# Do this
Images are not part of the copy; write out the rest of the data exactly as given.
--
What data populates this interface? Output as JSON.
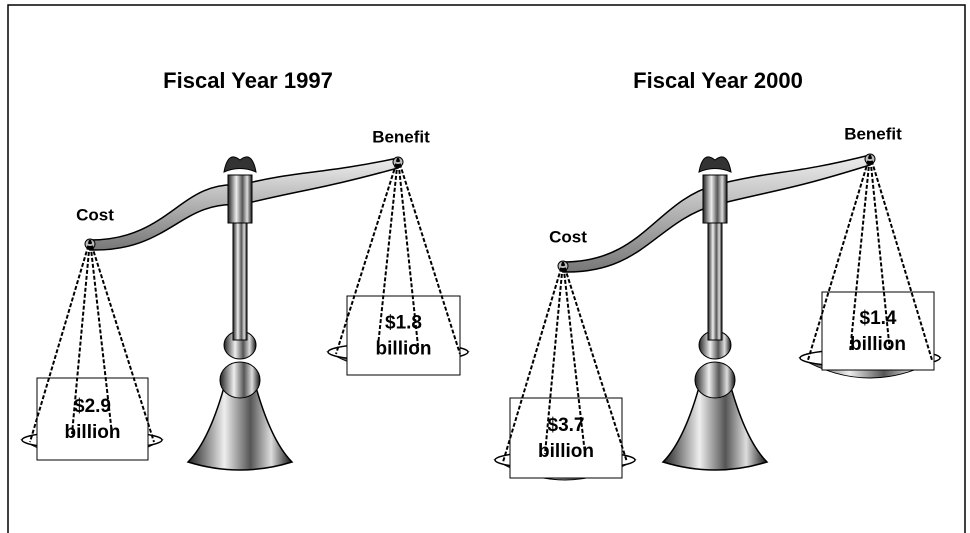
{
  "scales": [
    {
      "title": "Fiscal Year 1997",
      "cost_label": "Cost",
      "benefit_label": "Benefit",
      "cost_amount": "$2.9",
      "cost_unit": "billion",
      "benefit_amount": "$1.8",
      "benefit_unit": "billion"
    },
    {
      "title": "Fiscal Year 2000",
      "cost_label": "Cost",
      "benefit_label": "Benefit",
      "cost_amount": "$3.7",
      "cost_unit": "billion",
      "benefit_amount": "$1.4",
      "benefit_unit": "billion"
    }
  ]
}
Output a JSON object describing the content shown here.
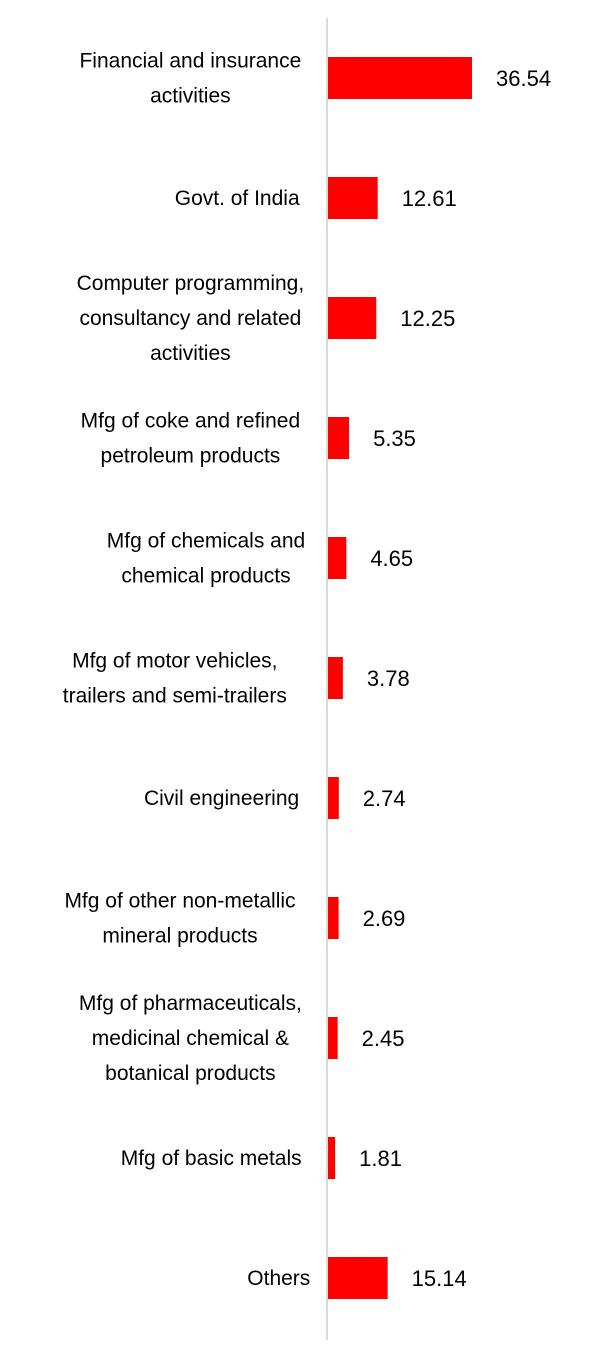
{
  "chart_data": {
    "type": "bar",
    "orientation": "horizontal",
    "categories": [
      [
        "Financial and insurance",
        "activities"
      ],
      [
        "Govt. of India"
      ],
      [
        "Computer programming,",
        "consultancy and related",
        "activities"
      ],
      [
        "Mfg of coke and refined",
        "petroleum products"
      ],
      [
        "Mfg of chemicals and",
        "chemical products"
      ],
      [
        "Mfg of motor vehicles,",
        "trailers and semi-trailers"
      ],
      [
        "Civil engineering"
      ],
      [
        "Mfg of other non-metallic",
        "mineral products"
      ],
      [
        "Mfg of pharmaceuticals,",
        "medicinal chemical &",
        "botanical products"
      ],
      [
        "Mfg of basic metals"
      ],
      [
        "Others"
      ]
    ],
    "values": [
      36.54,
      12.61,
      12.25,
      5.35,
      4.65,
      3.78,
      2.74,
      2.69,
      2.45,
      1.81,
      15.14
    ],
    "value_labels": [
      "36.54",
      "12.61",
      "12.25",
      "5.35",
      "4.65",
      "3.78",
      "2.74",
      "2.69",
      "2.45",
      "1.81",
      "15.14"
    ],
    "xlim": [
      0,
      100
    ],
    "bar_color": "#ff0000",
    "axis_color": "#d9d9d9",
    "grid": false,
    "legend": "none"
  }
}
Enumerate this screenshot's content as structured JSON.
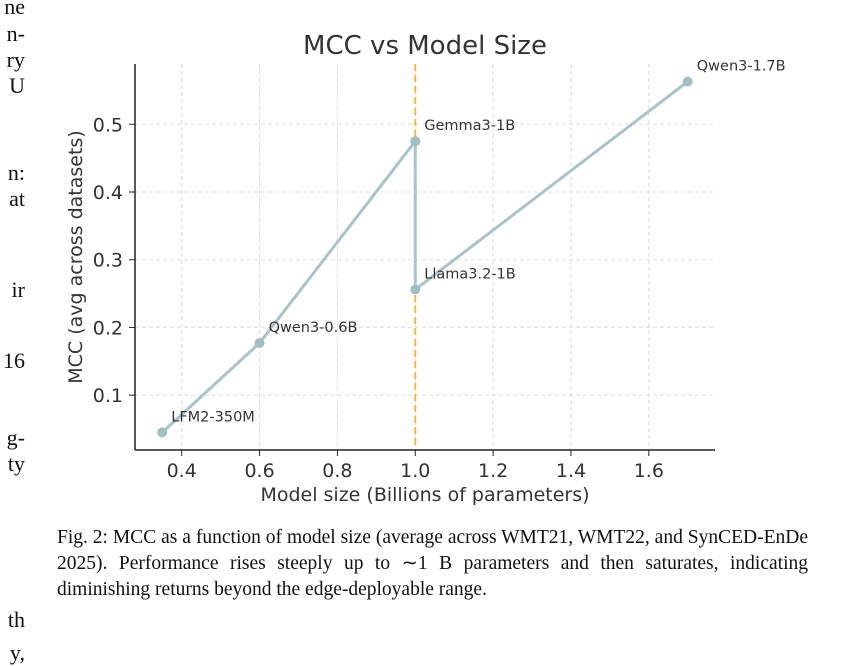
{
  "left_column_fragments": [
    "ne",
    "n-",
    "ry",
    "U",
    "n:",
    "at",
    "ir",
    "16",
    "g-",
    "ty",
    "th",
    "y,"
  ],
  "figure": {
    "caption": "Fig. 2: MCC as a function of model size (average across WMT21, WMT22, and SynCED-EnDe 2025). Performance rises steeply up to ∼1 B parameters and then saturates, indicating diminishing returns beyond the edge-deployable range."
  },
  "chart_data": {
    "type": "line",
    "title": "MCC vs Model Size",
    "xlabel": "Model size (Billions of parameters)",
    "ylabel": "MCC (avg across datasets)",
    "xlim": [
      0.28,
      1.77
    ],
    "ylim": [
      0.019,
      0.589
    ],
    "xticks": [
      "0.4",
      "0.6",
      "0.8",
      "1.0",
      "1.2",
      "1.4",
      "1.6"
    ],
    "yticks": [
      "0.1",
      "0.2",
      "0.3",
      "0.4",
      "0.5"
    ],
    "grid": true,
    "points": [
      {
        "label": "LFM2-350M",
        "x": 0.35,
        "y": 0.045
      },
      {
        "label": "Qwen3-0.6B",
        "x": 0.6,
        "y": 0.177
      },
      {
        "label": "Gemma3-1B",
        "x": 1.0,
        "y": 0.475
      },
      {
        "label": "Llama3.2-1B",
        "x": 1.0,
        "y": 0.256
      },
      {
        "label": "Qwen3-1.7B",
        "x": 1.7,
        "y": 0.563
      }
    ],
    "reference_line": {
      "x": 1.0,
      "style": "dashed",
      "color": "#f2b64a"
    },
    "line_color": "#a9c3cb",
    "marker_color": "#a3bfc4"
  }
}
--
# Result for this task
What data populates this interface? Output as JSON.
{
  "scales": [
    {
      "title": "Fiscal Year 1997",
      "cost_label": "Cost",
      "benefit_label": "Benefit",
      "cost_amount": "$2.9",
      "cost_unit": "billion",
      "benefit_amount": "$1.8",
      "benefit_unit": "billion"
    },
    {
      "title": "Fiscal Year 2000",
      "cost_label": "Cost",
      "benefit_label": "Benefit",
      "cost_amount": "$3.7",
      "cost_unit": "billion",
      "benefit_amount": "$1.4",
      "benefit_unit": "billion"
    }
  ]
}
Output a JSON object describing the content shown here.
{
  "chart_data": {
    "type": "bar",
    "orientation": "horizontal",
    "categories": [
      [
        "Financial and insurance",
        "activities"
      ],
      [
        "Govt. of India"
      ],
      [
        "Computer programming,",
        "consultancy and related",
        "activities"
      ],
      [
        "Mfg of coke and refined",
        "petroleum products"
      ],
      [
        "Mfg of chemicals and",
        "chemical products"
      ],
      [
        "Mfg of motor vehicles,",
        "trailers and semi-trailers"
      ],
      [
        "Civil engineering"
      ],
      [
        "Mfg of other non-metallic",
        "mineral products"
      ],
      [
        "Mfg of pharmaceuticals,",
        "medicinal chemical &",
        "botanical products"
      ],
      [
        "Mfg of basic metals"
      ],
      [
        "Others"
      ]
    ],
    "values": [
      36.54,
      12.61,
      12.25,
      5.35,
      4.65,
      3.78,
      2.74,
      2.69,
      2.45,
      1.81,
      15.14
    ],
    "value_labels": [
      "36.54",
      "12.61",
      "12.25",
      "5.35",
      "4.65",
      "3.78",
      "2.74",
      "2.69",
      "2.45",
      "1.81",
      "15.14"
    ],
    "xlim": [
      0,
      100
    ],
    "bar_color": "#ff0000",
    "axis_color": "#d9d9d9",
    "grid": false,
    "legend": "none"
  }
}
Enumerate this screenshot's content as structured JSON.
{
  "left_column_fragments": [
    "ne",
    "n-",
    "ry",
    "U",
    "n:",
    "at",
    "ir",
    "16",
    "g-",
    "ty",
    "th",
    "y,"
  ],
  "figure": {
    "caption": "Fig. 2: MCC as a function of model size (average across WMT21, WMT22, and SynCED-EnDe 2025). Performance rises steeply up to ∼1 B parameters and then saturates, indicating diminishing returns beyond the edge-deployable range."
  },
  "chart_data": {
    "type": "line",
    "title": "MCC vs Model Size",
    "xlabel": "Model size (Billions of parameters)",
    "ylabel": "MCC (avg across datasets)",
    "xlim": [
      0.28,
      1.77
    ],
    "ylim": [
      0.019,
      0.589
    ],
    "xticks": [
      "0.4",
      "0.6",
      "0.8",
      "1.0",
      "1.2",
      "1.4",
      "1.6"
    ],
    "yticks": [
      "0.1",
      "0.2",
      "0.3",
      "0.4",
      "0.5"
    ],
    "grid": true,
    "points": [
      {
        "label": "LFM2-350M",
        "x": 0.35,
        "y": 0.045
      },
      {
        "label": "Qwen3-0.6B",
        "x": 0.6,
        "y": 0.177
      },
      {
        "label": "Gemma3-1B",
        "x": 1.0,
        "y": 0.475
      },
      {
        "label": "Llama3.2-1B",
        "x": 1.0,
        "y": 0.256
      },
      {
        "label": "Qwen3-1.7B",
        "x": 1.7,
        "y": 0.563
      }
    ],
    "reference_line": {
      "x": 1.0,
      "style": "dashed",
      "color": "#f2b64a"
    },
    "line_color": "#a9c3cb",
    "marker_color": "#a3bfc4"
  }
}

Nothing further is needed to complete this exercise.